What is being asked
Collect each line holding the string "опрос".

┌─ Stored rows

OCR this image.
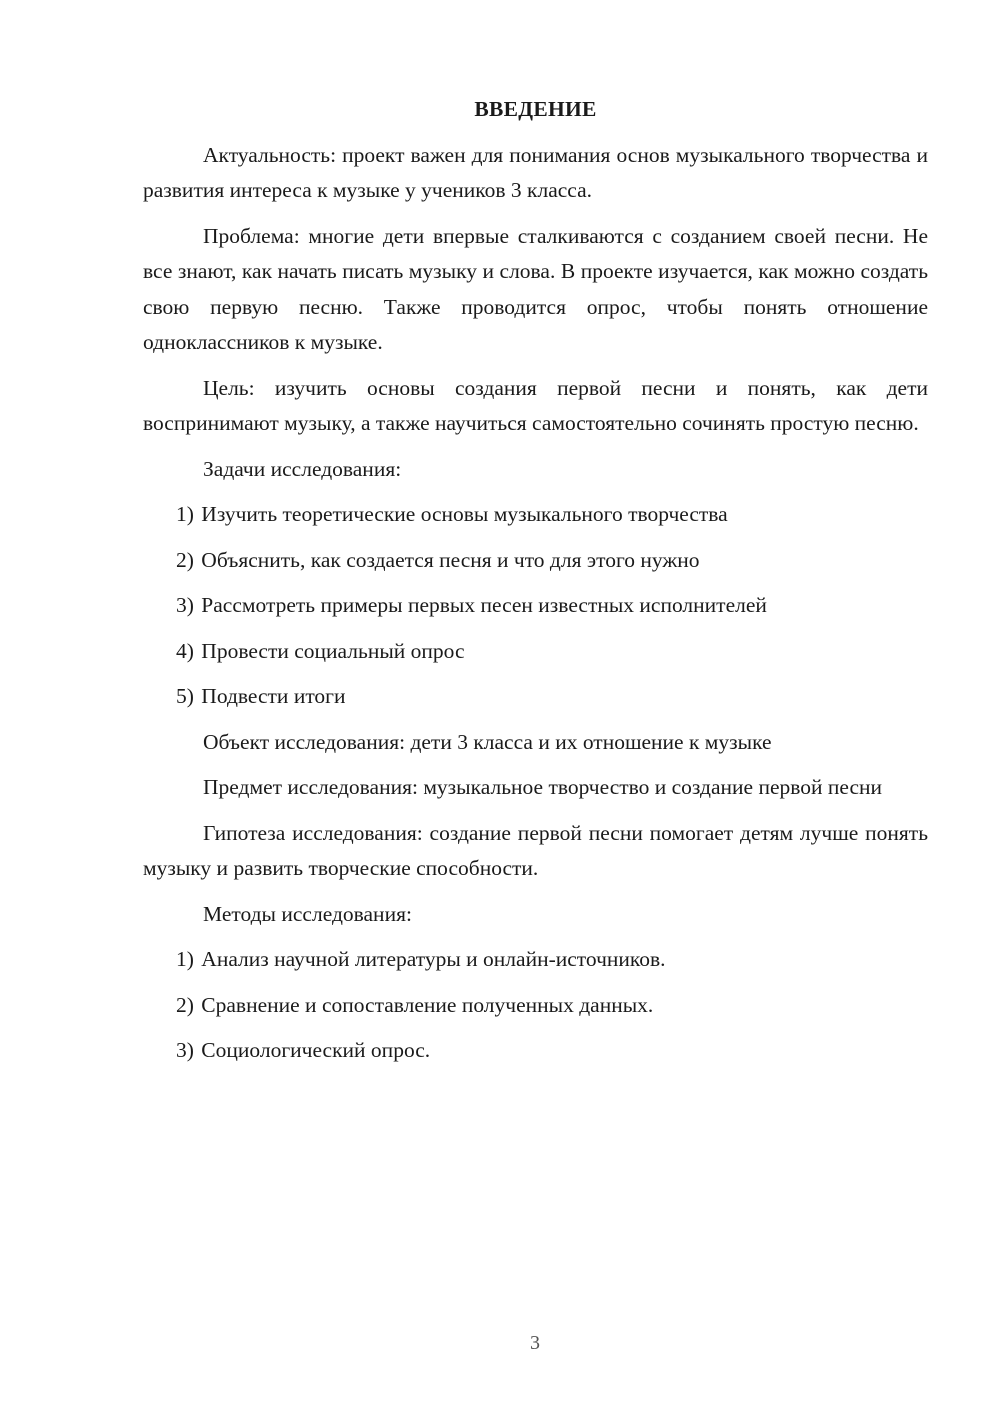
ВВЕДЕНИЕ
Актуальность: проект важен для понимания основ музыкального творчества и развития интереса к музыке у учеников 3 класса.
Проблема: многие дети впервые сталкиваются с созданием своей песни. Не все знают, как начать писать музыку и слова. В проекте изучается, как можно создать свою первую песню. Также проводится опрос, чтобы понять отношение одноклассников к музыке.
Цель: изучить основы создания первой песни и понять, как дети воспринимают музыку, а также научиться самостоятельно сочинять простую песню.
Задачи исследования:
1) Изучить теоретические основы музыкального творчества
2) Объяснить, как создается песня и что для этого нужно
3) Рассмотреть примеры первых песен известных исполнителей
4) Провести социальный опрос
5) Подвести итоги
Объект исследования: дети 3 класса и их отношение к музыке
Предмет исследования: музыкальное творчество и создание первой песни
Гипотеза исследования: создание первой песни помогает детям лучше понять музыку и развить творческие способности.
Методы исследования:
1) Анализ научной литературы и онлайн-источников.
2) Сравнение и сопоставление полученных данных.
3) Социологический опрос.
3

└─

Task answer
Проблема: многие дети впервые сталкиваются с созданием своей песни. Не все знают, как начать писать музыку и слова. В проекте изучается, как можно создать свою первую песню. Также проводится опрос, чтобы понять отношение одноклассников к музыке.
4) Провести социальный опрос
3) Социологический опрос.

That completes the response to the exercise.